◆ Work required
Output every entry exactly as given.

◆ Given records
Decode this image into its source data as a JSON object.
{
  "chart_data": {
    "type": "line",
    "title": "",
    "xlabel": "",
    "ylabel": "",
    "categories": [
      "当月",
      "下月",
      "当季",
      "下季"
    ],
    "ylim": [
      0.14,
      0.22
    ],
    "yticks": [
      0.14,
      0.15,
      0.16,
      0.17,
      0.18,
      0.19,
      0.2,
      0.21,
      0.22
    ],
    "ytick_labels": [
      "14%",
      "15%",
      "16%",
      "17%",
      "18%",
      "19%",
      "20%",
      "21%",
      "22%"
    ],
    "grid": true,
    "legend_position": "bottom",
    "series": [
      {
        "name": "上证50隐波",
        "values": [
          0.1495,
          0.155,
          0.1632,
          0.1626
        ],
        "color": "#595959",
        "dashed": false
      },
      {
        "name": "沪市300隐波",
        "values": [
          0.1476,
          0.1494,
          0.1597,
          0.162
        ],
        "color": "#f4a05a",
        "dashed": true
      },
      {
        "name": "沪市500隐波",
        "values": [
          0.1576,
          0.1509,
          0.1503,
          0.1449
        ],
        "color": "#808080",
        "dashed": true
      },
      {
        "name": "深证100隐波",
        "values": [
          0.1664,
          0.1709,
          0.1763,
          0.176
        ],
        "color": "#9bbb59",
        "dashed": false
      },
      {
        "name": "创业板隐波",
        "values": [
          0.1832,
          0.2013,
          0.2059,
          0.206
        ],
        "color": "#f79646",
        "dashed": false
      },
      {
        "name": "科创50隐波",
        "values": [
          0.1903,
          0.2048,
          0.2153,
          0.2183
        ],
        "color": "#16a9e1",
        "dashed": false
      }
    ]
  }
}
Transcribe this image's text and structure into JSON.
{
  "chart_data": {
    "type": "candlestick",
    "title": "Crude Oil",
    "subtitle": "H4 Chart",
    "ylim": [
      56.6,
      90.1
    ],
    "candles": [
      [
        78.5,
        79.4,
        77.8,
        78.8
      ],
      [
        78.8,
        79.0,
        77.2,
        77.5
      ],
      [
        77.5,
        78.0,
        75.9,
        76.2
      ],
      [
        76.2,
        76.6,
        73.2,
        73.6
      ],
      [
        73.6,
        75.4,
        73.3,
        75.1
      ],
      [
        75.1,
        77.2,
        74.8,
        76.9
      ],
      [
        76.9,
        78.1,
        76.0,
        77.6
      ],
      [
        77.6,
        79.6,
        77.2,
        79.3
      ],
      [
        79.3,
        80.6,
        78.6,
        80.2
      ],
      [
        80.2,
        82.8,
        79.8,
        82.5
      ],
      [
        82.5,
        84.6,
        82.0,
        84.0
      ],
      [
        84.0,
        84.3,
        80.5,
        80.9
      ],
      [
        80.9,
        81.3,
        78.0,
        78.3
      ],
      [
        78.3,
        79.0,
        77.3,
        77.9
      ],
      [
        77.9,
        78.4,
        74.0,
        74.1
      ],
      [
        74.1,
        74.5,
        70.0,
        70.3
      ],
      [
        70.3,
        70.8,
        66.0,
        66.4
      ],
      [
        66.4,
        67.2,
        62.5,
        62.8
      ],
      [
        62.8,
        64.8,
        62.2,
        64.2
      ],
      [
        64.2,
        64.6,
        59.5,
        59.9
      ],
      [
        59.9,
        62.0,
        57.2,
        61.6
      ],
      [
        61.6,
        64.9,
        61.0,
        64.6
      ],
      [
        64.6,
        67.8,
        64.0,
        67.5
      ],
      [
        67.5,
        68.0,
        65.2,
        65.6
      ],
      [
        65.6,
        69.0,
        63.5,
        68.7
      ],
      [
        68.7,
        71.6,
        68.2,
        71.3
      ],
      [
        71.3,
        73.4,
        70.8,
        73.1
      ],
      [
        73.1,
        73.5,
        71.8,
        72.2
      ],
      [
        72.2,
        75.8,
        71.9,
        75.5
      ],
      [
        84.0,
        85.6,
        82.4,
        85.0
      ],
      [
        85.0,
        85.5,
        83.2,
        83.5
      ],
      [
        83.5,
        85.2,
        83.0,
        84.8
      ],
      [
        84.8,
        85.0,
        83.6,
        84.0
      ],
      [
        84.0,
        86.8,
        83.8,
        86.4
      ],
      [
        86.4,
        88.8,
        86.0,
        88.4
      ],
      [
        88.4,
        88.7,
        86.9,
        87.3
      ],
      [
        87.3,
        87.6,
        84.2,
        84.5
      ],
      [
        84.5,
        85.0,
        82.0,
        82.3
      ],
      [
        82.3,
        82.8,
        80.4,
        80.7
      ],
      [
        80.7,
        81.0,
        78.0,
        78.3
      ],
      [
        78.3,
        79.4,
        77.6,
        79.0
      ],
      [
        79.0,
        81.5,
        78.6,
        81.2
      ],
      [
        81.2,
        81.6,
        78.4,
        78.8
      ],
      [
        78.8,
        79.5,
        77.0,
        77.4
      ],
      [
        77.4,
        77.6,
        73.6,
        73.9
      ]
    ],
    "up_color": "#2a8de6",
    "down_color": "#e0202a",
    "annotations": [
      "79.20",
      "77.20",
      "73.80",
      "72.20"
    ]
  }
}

◆ Reply
Decode this image into its source data as a JSON object.
{
  "chart_data": {
    "type": "line",
    "title": "",
    "xlabel": "",
    "ylabel": "",
    "categories": [
      "当月",
      "下月",
      "当季",
      "下季"
    ],
    "ylim": [
      0.14,
      0.22
    ],
    "yticks": [
      0.14,
      0.15,
      0.16,
      0.17,
      0.18,
      0.19,
      0.2,
      0.21,
      0.22
    ],
    "ytick_labels": [
      "14%",
      "15%",
      "16%",
      "17%",
      "18%",
      "19%",
      "20%",
      "21%",
      "22%"
    ],
    "grid": true,
    "legend_position": "bottom",
    "series": [
      {
        "name": "上证50隐波",
        "values": [
          0.1495,
          0.155,
          0.1632,
          0.1626
        ],
        "color": "#595959",
        "dashed": false
      },
      {
        "name": "沪市300隐波",
        "values": [
          0.1476,
          0.1494,
          0.1597,
          0.162
        ],
        "color": "#f4a05a",
        "dashed": true
      },
      {
        "name": "沪市500隐波",
        "values": [
          0.1576,
          0.1509,
          0.1503,
          0.1449
        ],
        "color": "#808080",
        "dashed": true
      },
      {
        "name": "深证100隐波",
        "values": [
          0.1664,
          0.1709,
          0.1763,
          0.176
        ],
        "color": "#9bbb59",
        "dashed": false
      },
      {
        "name": "创业板隐波",
        "values": [
          0.1832,
          0.2013,
          0.2059,
          0.206
        ],
        "color": "#f79646",
        "dashed": false
      },
      {
        "name": "科创50隐波",
        "values": [
          0.1903,
          0.2048,
          0.2153,
          0.2183
        ],
        "color": "#16a9e1",
        "dashed": false
      }
    ]
  }
}
Transcribe this image's text and structure into JSON.
{
  "chart_data": {
    "type": "candlestick",
    "title": "Crude Oil",
    "subtitle": "H4 Chart",
    "ylim": [
      56.6,
      90.1
    ],
    "candles": [
      [
        78.5,
        79.4,
        77.8,
        78.8
      ],
      [
        78.8,
        79.0,
        77.2,
        77.5
      ],
      [
        77.5,
        78.0,
        75.9,
        76.2
      ],
      [
        76.2,
        76.6,
        73.2,
        73.6
      ],
      [
        73.6,
        75.4,
        73.3,
        75.1
      ],
      [
        75.1,
        77.2,
        74.8,
        76.9
      ],
      [
        76.9,
        78.1,
        76.0,
        77.6
      ],
      [
        77.6,
        79.6,
        77.2,
        79.3
      ],
      [
        79.3,
        80.6,
        78.6,
        80.2
      ],
      [
        80.2,
        82.8,
        79.8,
        82.5
      ],
      [
        82.5,
        84.6,
        82.0,
        84.0
      ],
      [
        84.0,
        84.3,
        80.5,
        80.9
      ],
      [
        80.9,
        81.3,
        78.0,
        78.3
      ],
      [
        78.3,
        79.0,
        77.3,
        77.9
      ],
      [
        77.9,
        78.4,
        74.0,
        74.1
      ],
      [
        74.1,
        74.5,
        70.0,
        70.3
      ],
      [
        70.3,
        70.8,
        66.0,
        66.4
      ],
      [
        66.4,
        67.2,
        62.5,
        62.8
      ],
      [
        62.8,
        64.8,
        62.2,
        64.2
      ],
      [
        64.2,
        64.6,
        59.5,
        59.9
      ],
      [
        59.9,
        62.0,
        57.2,
        61.6
      ],
      [
        61.6,
        64.9,
        61.0,
        64.6
      ],
      [
        64.6,
        67.8,
        64.0,
        67.5
      ],
      [
        67.5,
        68.0,
        65.2,
        65.6
      ],
      [
        65.6,
        69.0,
        63.5,
        68.7
      ],
      [
        68.7,
        71.6,
        68.2,
        71.3
      ],
      [
        71.3,
        73.4,
        70.8,
        73.1
      ],
      [
        73.1,
        73.5,
        71.8,
        72.2
      ],
      [
        72.2,
        75.8,
        71.9,
        75.5
      ],
      [
        84.0,
        85.6,
        82.4,
        85.0
      ],
      [
        85.0,
        85.5,
        83.2,
        83.5
      ],
      [
        83.5,
        85.2,
        83.0,
        84.8
      ],
      [
        84.8,
        85.0,
        83.6,
        84.0
      ],
      [
        84.0,
        86.8,
        83.8,
        86.4
      ],
      [
        86.4,
        88.8,
        86.0,
        88.4
      ],
      [
        88.4,
        88.7,
        86.9,
        87.3
      ],
      [
        87.3,
        87.6,
        84.2,
        84.5
      ],
      [
        84.5,
        85.0,
        82.0,
        82.3
      ],
      [
        82.3,
        82.8,
        80.4,
        80.7
      ],
      [
        80.7,
        81.0,
        78.0,
        78.3
      ],
      [
        78.3,
        79.4,
        77.6,
        79.0
      ],
      [
        79.0,
        81.5,
        78.6,
        81.2
      ],
      [
        81.2,
        81.6,
        78.4,
        78.8
      ],
      [
        78.8,
        79.5,
        77.0,
        77.4
      ],
      [
        77.4,
        77.6,
        73.6,
        73.9
      ]
    ],
    "up_color": "#2a8de6",
    "down_color": "#e0202a",
    "annotations": [
      "79.20",
      "77.20",
      "73.80",
      "72.20"
    ]
  }
}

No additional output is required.